Look through the data below and say how many of its lines contain "description", adding nothing else.
--------------------------------------------------
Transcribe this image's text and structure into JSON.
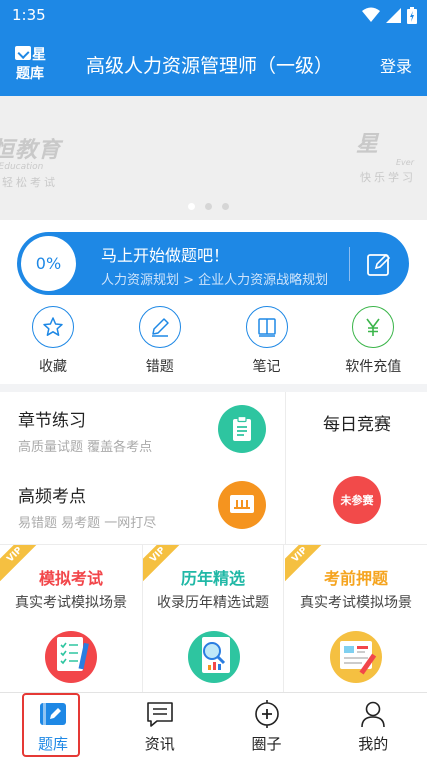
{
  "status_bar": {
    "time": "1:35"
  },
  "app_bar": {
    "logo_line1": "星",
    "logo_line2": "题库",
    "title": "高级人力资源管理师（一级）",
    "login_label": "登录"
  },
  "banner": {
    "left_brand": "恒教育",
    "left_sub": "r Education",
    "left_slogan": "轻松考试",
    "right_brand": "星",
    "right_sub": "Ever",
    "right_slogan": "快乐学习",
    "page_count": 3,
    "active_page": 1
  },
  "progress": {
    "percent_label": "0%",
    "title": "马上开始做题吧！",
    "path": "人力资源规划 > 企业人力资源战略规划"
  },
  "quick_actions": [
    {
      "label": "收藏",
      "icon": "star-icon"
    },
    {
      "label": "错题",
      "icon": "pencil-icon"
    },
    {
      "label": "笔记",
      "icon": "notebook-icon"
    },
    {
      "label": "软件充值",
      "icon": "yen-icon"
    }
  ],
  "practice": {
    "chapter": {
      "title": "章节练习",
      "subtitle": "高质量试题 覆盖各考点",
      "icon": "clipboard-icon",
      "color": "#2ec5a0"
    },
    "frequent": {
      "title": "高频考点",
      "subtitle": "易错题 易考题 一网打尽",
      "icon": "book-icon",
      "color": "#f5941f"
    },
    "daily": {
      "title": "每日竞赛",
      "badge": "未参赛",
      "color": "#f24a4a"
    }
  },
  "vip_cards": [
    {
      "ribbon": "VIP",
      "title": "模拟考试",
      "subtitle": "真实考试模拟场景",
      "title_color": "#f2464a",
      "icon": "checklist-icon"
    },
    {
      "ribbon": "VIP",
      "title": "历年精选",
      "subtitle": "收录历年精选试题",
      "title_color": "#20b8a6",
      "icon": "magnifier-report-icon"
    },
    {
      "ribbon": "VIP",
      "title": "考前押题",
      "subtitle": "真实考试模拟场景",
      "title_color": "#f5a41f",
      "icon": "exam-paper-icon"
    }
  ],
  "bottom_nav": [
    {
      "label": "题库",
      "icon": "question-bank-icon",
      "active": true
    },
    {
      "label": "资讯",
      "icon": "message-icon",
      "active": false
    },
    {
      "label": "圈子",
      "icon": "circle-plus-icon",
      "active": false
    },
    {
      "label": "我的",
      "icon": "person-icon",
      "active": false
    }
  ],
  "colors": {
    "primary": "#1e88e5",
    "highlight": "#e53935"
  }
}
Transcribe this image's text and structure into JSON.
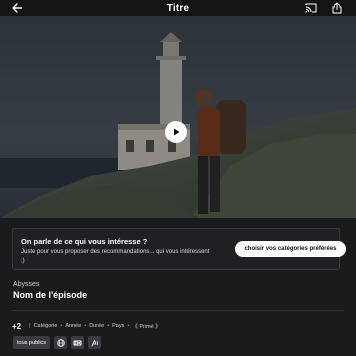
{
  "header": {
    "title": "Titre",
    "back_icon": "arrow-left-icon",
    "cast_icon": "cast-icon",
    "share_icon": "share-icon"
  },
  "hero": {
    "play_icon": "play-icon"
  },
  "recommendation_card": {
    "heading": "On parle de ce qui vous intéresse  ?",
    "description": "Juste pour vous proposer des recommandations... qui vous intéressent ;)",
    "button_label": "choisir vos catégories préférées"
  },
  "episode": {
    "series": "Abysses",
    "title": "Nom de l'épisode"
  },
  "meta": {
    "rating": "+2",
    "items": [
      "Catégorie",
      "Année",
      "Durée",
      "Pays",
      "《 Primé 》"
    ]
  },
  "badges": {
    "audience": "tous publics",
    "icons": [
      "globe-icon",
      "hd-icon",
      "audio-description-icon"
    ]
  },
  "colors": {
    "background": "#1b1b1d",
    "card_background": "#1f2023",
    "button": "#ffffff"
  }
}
--------------------------------------------------
Exercise output: 2